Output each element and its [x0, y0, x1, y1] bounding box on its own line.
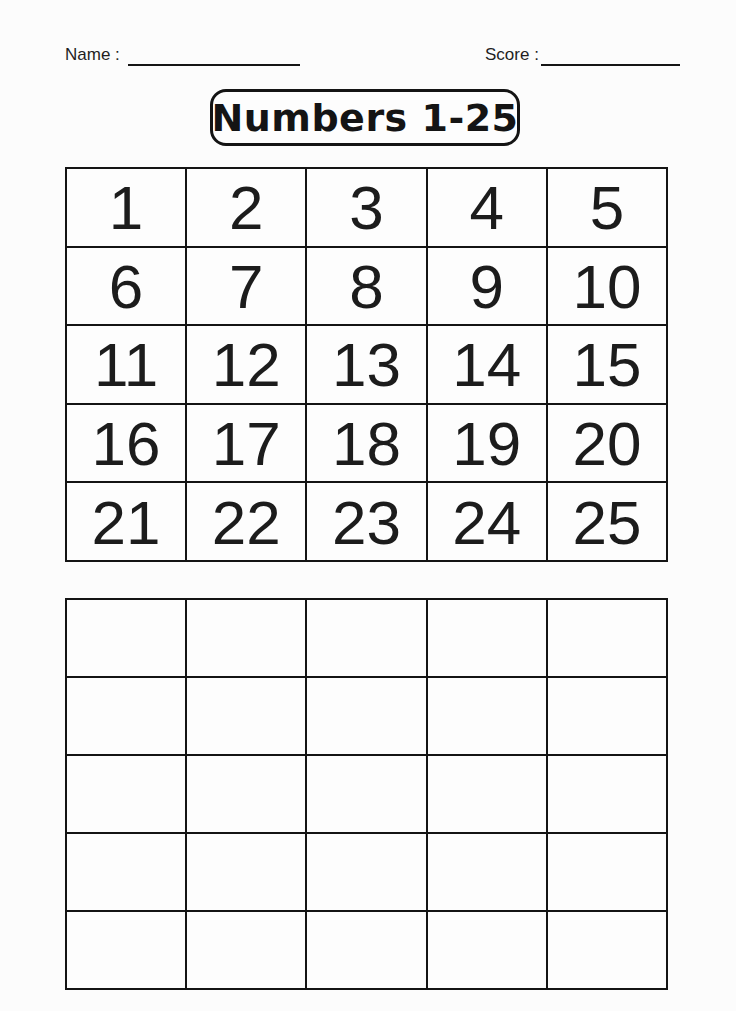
practice-cell[interactable]	[187, 756, 305, 832]
number-cell-23: 23	[307, 483, 425, 560]
practice-cell[interactable]	[187, 678, 305, 754]
number-cell-3: 3	[307, 169, 425, 246]
practice-cell[interactable]	[548, 912, 666, 988]
practice-cell[interactable]	[548, 834, 666, 910]
number-cell-20: 20	[548, 405, 666, 482]
practice-cell[interactable]	[67, 600, 185, 676]
practice-cell[interactable]	[428, 912, 546, 988]
practice-cell[interactable]	[187, 912, 305, 988]
score-blank-line[interactable]	[541, 47, 680, 66]
worksheet-page: Name : Score : Numbers 1-25 123456789101…	[0, 0, 736, 1011]
number-cell-6: 6	[67, 248, 185, 325]
practice-grid	[65, 598, 668, 990]
number-cell-25: 25	[548, 483, 666, 560]
practice-cell[interactable]	[307, 678, 425, 754]
practice-cell[interactable]	[548, 756, 666, 832]
practice-cell[interactable]	[187, 834, 305, 910]
number-cell-5: 5	[548, 169, 666, 246]
practice-cell[interactable]	[428, 834, 546, 910]
number-cell-2: 2	[187, 169, 305, 246]
number-cell-9: 9	[428, 248, 546, 325]
practice-cell[interactable]	[428, 678, 546, 754]
practice-cell[interactable]	[67, 678, 185, 754]
score-field: Score :	[485, 46, 680, 66]
page-title: Numbers 1-25	[211, 96, 518, 140]
practice-cell[interactable]	[67, 756, 185, 832]
practice-cell[interactable]	[307, 756, 425, 832]
number-cell-12: 12	[187, 326, 305, 403]
number-cell-21: 21	[67, 483, 185, 560]
number-cell-10: 10	[548, 248, 666, 325]
number-cell-7: 7	[187, 248, 305, 325]
practice-cell[interactable]	[67, 834, 185, 910]
number-cell-8: 8	[307, 248, 425, 325]
number-cell-18: 18	[307, 405, 425, 482]
number-cell-19: 19	[428, 405, 546, 482]
practice-cell[interactable]	[548, 678, 666, 754]
number-cell-11: 11	[67, 326, 185, 403]
practice-cell[interactable]	[67, 912, 185, 988]
number-cell-22: 22	[187, 483, 305, 560]
practice-cell[interactable]	[307, 600, 425, 676]
number-cell-13: 13	[307, 326, 425, 403]
number-cell-17: 17	[187, 405, 305, 482]
numbers-grid: 1234567891011121314151617181920212223242…	[65, 167, 668, 562]
number-cell-15: 15	[548, 326, 666, 403]
score-label: Score :	[485, 46, 539, 66]
number-cell-24: 24	[428, 483, 546, 560]
number-cell-1: 1	[67, 169, 185, 246]
number-cell-16: 16	[67, 405, 185, 482]
number-cell-14: 14	[428, 326, 546, 403]
practice-cell[interactable]	[428, 600, 546, 676]
number-cell-4: 4	[428, 169, 546, 246]
practice-cell[interactable]	[307, 912, 425, 988]
practice-cell[interactable]	[307, 834, 425, 910]
practice-cell[interactable]	[187, 600, 305, 676]
name-blank-line[interactable]	[128, 47, 300, 66]
title-box: Numbers 1-25	[210, 89, 520, 146]
practice-cell[interactable]	[428, 756, 546, 832]
practice-cell[interactable]	[548, 600, 666, 676]
name-field: Name :	[65, 46, 300, 66]
name-label: Name :	[65, 46, 120, 66]
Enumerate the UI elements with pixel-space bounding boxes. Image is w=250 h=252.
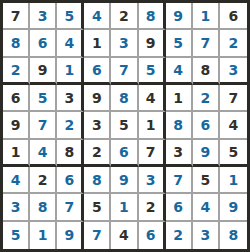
sudoku-cell-r1c8[interactable]: 1 — [193, 3, 220, 30]
sudoku-cell-r3c5[interactable]: 7 — [111, 58, 138, 85]
sudoku-cell-r2c8[interactable]: 7 — [193, 30, 220, 57]
sudoku-cell-r7c3[interactable]: 6 — [57, 167, 84, 194]
sudoku-cell-r5c7[interactable]: 8 — [166, 112, 193, 139]
sudoku-cell-r1c5[interactable]: 2 — [111, 3, 138, 30]
sudoku-cell-r8c1[interactable]: 3 — [3, 194, 30, 221]
sudoku-cell-r1c2[interactable]: 3 — [30, 3, 57, 30]
sudoku-cell-r5c5[interactable]: 5 — [111, 112, 138, 139]
sudoku-cell-r4c1[interactable]: 6 — [3, 85, 30, 112]
sudoku-cell-r4c6[interactable]: 4 — [139, 85, 166, 112]
sudoku-cell-r3c2[interactable]: 9 — [30, 58, 57, 85]
sudoku-cell-r8c9[interactable]: 9 — [220, 194, 247, 221]
sudoku-cell-r1c3[interactable]: 5 — [57, 3, 84, 30]
sudoku-cell-r3c1[interactable]: 2 — [3, 58, 30, 85]
sudoku-cell-r8c6[interactable]: 2 — [139, 194, 166, 221]
sudoku-cell-r9c1[interactable]: 5 — [3, 222, 30, 249]
sudoku-cell-r5c1[interactable]: 9 — [3, 112, 30, 139]
sudoku-cell-r4c8[interactable]: 2 — [193, 85, 220, 112]
sudoku-cell-r3c6[interactable]: 5 — [139, 58, 166, 85]
sudoku-cell-r1c4[interactable]: 4 — [84, 3, 111, 30]
sudoku-cell-r7c2[interactable]: 2 — [30, 167, 57, 194]
sudoku-cell-r6c9[interactable]: 5 — [220, 140, 247, 167]
sudoku-cell-r2c9[interactable]: 2 — [220, 30, 247, 57]
sudoku-cell-r2c1[interactable]: 8 — [3, 30, 30, 57]
sudoku-cell-r5c3[interactable]: 2 — [57, 112, 84, 139]
sudoku-cell-r1c1[interactable]: 7 — [3, 3, 30, 30]
sudoku-cell-r6c4[interactable]: 2 — [84, 140, 111, 167]
sudoku-cell-r9c4[interactable]: 7 — [84, 222, 111, 249]
sudoku-cell-r7c5[interactable]: 9 — [111, 167, 138, 194]
sudoku-cell-r1c6[interactable]: 8 — [139, 3, 166, 30]
sudoku-cell-r8c3[interactable]: 7 — [57, 194, 84, 221]
sudoku-cell-r4c2[interactable]: 5 — [30, 85, 57, 112]
sudoku-cell-r2c5[interactable]: 3 — [111, 30, 138, 57]
sudoku-cell-r3c7[interactable]: 4 — [166, 58, 193, 85]
sudoku-cell-r8c7[interactable]: 6 — [166, 194, 193, 221]
sudoku-cell-r9c3[interactable]: 9 — [57, 222, 84, 249]
sudoku-cell-r6c2[interactable]: 4 — [30, 140, 57, 167]
sudoku-cell-r4c7[interactable]: 1 — [166, 85, 193, 112]
sudoku-cell-r1c7[interactable]: 9 — [166, 3, 193, 30]
sudoku-cell-r6c8[interactable]: 9 — [193, 140, 220, 167]
sudoku-cell-r7c8[interactable]: 5 — [193, 167, 220, 194]
sudoku-cell-r5c9[interactable]: 4 — [220, 112, 247, 139]
sudoku-cell-r9c2[interactable]: 1 — [30, 222, 57, 249]
sudoku-cell-r6c3[interactable]: 8 — [57, 140, 84, 167]
sudoku-cell-r5c2[interactable]: 7 — [30, 112, 57, 139]
sudoku-cell-r3c9[interactable]: 3 — [220, 58, 247, 85]
sudoku-cell-r7c7[interactable]: 7 — [166, 167, 193, 194]
sudoku-cell-r5c4[interactable]: 3 — [84, 112, 111, 139]
sudoku-cell-r2c3[interactable]: 4 — [57, 30, 84, 57]
sudoku-cell-r2c6[interactable]: 9 — [139, 30, 166, 57]
sudoku-cell-r5c8[interactable]: 6 — [193, 112, 220, 139]
sudoku-cell-r7c4[interactable]: 8 — [84, 167, 111, 194]
sudoku-cell-r6c6[interactable]: 7 — [139, 140, 166, 167]
sudoku-cell-r3c3[interactable]: 1 — [57, 58, 84, 85]
sudoku-cell-r9c7[interactable]: 2 — [166, 222, 193, 249]
sudoku-cell-r4c9[interactable]: 7 — [220, 85, 247, 112]
sudoku-cell-r9c9[interactable]: 8 — [220, 222, 247, 249]
sudoku-cell-r2c2[interactable]: 6 — [30, 30, 57, 57]
sudoku-cell-r7c1[interactable]: 4 — [3, 167, 30, 194]
sudoku-cell-r4c4[interactable]: 9 — [84, 85, 111, 112]
sudoku-cell-r8c5[interactable]: 1 — [111, 194, 138, 221]
sudoku-cell-r5c6[interactable]: 1 — [139, 112, 166, 139]
sudoku-cell-r8c8[interactable]: 4 — [193, 194, 220, 221]
sudoku-cell-r6c7[interactable]: 3 — [166, 140, 193, 167]
sudoku-cell-r9c6[interactable]: 6 — [139, 222, 166, 249]
sudoku-cell-r1c9[interactable]: 6 — [220, 3, 247, 30]
sudoku-cell-r3c8[interactable]: 8 — [193, 58, 220, 85]
sudoku-cell-r4c5[interactable]: 8 — [111, 85, 138, 112]
sudoku-cell-r9c8[interactable]: 3 — [193, 222, 220, 249]
sudoku-cell-r2c4[interactable]: 1 — [84, 30, 111, 57]
sudoku-cell-r6c1[interactable]: 1 — [3, 140, 30, 167]
sudoku-cell-r7c6[interactable]: 3 — [139, 167, 166, 194]
sudoku-cell-r8c4[interactable]: 5 — [84, 194, 111, 221]
sudoku-board: 7354289168641395722916754836539841279723… — [0, 0, 250, 252]
sudoku-cell-r3c4[interactable]: 6 — [84, 58, 111, 85]
sudoku-cell-r8c2[interactable]: 8 — [30, 194, 57, 221]
sudoku-cell-r6c5[interactable]: 6 — [111, 140, 138, 167]
sudoku-cell-r4c3[interactable]: 3 — [57, 85, 84, 112]
sudoku-cell-r2c7[interactable]: 5 — [166, 30, 193, 57]
sudoku-cell-r9c5[interactable]: 4 — [111, 222, 138, 249]
sudoku-cell-r7c9[interactable]: 1 — [220, 167, 247, 194]
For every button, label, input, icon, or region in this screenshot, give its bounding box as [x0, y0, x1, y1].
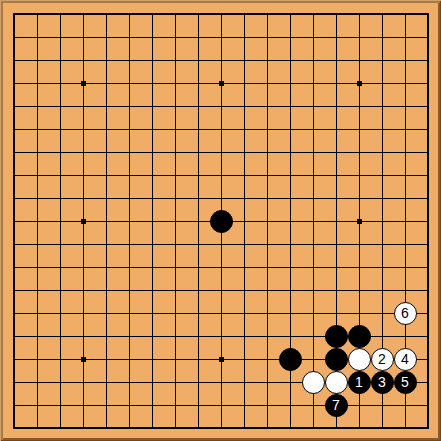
- stone-white-S4: 4: [394, 348, 417, 371]
- stone-black-P5: [325, 325, 348, 348]
- stone-white-O3: [302, 371, 325, 394]
- stone-black-P4: [325, 348, 348, 371]
- stone-white-Q4: [348, 348, 371, 371]
- stone-white-R4: 2: [371, 348, 394, 371]
- stone-white-S6: 6: [394, 302, 417, 325]
- stone-black-Q5: [348, 325, 371, 348]
- stone-layer: 1234567: [3, 3, 440, 440]
- go-board: 1234567: [0, 0, 441, 441]
- stone-black-P2: 7: [325, 394, 348, 417]
- stone-white-P3: [325, 371, 348, 394]
- stone-black-S3: 5: [394, 371, 417, 394]
- stone-black-N4: [279, 348, 302, 371]
- stone-black-K10: [210, 210, 233, 233]
- stone-black-Q3: 1: [348, 371, 371, 394]
- stone-black-R3: 3: [371, 371, 394, 394]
-------------------------
TASK REQUIREMENTS:
Please lay out everything from the line containing "- stone-white-S4: 4: [394, 348, 417, 371]" down to the end of the material as a Markdown table with the columns Row and Entry, numbering each line and leaving out blank lines.

EXERCISE ANSWER:
| Row | Entry |
|---|---|
| 1 | - stone-white-S4: 4: [394, 348, 417, 371] |
| 2 | - stone-black-P5: [325, 325, 348, 348] |
| 3 | - stone-white-O3: [302, 371, 325, 394] |
| 4 | - stone-black-P4: [325, 348, 348, 371] |
| 5 | - stone-white-Q4: [348, 348, 371, 371] |
| 6 | - stone-white-R4: 2: [371, 348, 394, 371] |
| 7 | - stone-white-S6: 6: [394, 302, 417, 325] |
| 8 | - stone-black-Q5: [348, 325, 371, 348] |
| 9 | - stone-layer: 1234567: [3, 3, 440, 440] |
| 10 | - go-board: 1234567: [0, 0, 441, 441] |
| 11 | - stone-black-P2: 7: [325, 394, 348, 417] |
| 12 | - stone-white-P3: [325, 371, 348, 394] |
| 13 | - stone-black-S3: 5: [394, 371, 417, 394] |
| 14 | - stone-black-N4: [279, 348, 302, 371] |
| 15 | - stone-black-K10: [210, 210, 233, 233] |
| 16 | - stone-black-Q3: 1: [348, 371, 371, 394] |
| 17 | - stone-black-R3: 3: [371, 371, 394, 394] |